• _Instruction_
Extract all of the data and reproduce it precisely.

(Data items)
BEGIN

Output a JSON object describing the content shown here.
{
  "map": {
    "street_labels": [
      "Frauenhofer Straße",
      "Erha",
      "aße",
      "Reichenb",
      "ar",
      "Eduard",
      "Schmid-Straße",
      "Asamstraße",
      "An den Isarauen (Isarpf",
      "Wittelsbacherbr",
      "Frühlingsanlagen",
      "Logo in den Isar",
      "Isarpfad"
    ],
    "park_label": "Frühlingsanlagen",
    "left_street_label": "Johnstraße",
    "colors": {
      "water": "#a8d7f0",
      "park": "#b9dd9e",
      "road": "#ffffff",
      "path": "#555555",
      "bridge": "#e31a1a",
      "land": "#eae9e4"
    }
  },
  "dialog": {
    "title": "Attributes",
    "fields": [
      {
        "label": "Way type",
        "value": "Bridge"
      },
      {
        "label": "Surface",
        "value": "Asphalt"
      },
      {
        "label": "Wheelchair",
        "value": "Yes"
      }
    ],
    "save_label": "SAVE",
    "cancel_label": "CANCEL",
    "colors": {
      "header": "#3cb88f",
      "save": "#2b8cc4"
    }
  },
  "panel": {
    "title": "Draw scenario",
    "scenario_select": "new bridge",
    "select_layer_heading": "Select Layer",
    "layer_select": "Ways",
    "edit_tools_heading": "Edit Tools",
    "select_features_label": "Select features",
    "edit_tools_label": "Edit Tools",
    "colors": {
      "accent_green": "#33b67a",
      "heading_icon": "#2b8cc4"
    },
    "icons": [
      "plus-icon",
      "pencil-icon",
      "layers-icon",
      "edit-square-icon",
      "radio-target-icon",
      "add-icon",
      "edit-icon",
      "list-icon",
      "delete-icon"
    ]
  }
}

END

• _Answer to this exercise_
Output a JSON object describing the content shown here.
{
  "map": {
    "street_labels": [
      "Frauenhofer Straße",
      "Erha",
      "aße",
      "Reichenb",
      "ar",
      "Eduard",
      "Schmid-Straße",
      "Asamstraße",
      "An den Isarauen (Isarpf",
      "Wittelsbacherbr",
      "Frühlingsanlagen",
      "Logo in den Isar",
      "Isarpfad"
    ],
    "park_label": "Frühlingsanlagen",
    "left_street_label": "Johnstraße",
    "colors": {
      "water": "#a8d7f0",
      "park": "#b9dd9e",
      "road": "#ffffff",
      "path": "#555555",
      "bridge": "#e31a1a",
      "land": "#eae9e4"
    }
  },
  "dialog": {
    "title": "Attributes",
    "fields": [
      {
        "label": "Way type",
        "value": "Bridge"
      },
      {
        "label": "Surface",
        "value": "Asphalt"
      },
      {
        "label": "Wheelchair",
        "value": "Yes"
      }
    ],
    "save_label": "SAVE",
    "cancel_label": "CANCEL",
    "colors": {
      "header": "#3cb88f",
      "save": "#2b8cc4"
    }
  },
  "panel": {
    "title": "Draw scenario",
    "scenario_select": "new bridge",
    "select_layer_heading": "Select Layer",
    "layer_select": "Ways",
    "edit_tools_heading": "Edit Tools",
    "select_features_label": "Select features",
    "edit_tools_label": "Edit Tools",
    "colors": {
      "accent_green": "#33b67a",
      "heading_icon": "#2b8cc4"
    },
    "icons": [
      "plus-icon",
      "pencil-icon",
      "layers-icon",
      "edit-square-icon",
      "radio-target-icon",
      "add-icon",
      "edit-icon",
      "list-icon",
      "delete-icon"
    ]
  }
}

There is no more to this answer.